-- start DATA LINES --

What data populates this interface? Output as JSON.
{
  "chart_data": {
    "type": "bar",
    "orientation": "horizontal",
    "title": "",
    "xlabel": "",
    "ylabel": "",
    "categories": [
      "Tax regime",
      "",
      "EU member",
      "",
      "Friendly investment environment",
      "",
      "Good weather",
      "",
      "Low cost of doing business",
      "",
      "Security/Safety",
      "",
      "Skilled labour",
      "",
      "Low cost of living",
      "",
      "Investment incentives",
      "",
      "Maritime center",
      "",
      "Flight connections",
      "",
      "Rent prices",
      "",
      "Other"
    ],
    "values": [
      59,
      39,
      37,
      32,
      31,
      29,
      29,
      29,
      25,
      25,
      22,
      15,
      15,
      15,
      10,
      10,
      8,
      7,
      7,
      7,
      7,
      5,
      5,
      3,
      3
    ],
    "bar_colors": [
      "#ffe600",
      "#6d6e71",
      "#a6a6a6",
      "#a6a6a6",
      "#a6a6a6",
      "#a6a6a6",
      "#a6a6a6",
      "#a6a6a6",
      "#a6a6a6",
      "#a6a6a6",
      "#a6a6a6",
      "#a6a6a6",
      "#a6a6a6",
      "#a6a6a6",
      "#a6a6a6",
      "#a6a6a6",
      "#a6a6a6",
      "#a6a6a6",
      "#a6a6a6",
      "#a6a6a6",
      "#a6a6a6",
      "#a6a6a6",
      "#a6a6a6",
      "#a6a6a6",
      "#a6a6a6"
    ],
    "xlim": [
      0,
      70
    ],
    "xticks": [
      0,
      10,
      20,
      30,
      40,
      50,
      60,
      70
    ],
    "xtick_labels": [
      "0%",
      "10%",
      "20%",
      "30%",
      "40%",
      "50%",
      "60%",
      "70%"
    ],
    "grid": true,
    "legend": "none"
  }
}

-- end DATA LINES --

REQUIRED WORK: Return each line that includes "cost".

THE REPLY:
      "Low cost of doing business",
      "Low cost of living",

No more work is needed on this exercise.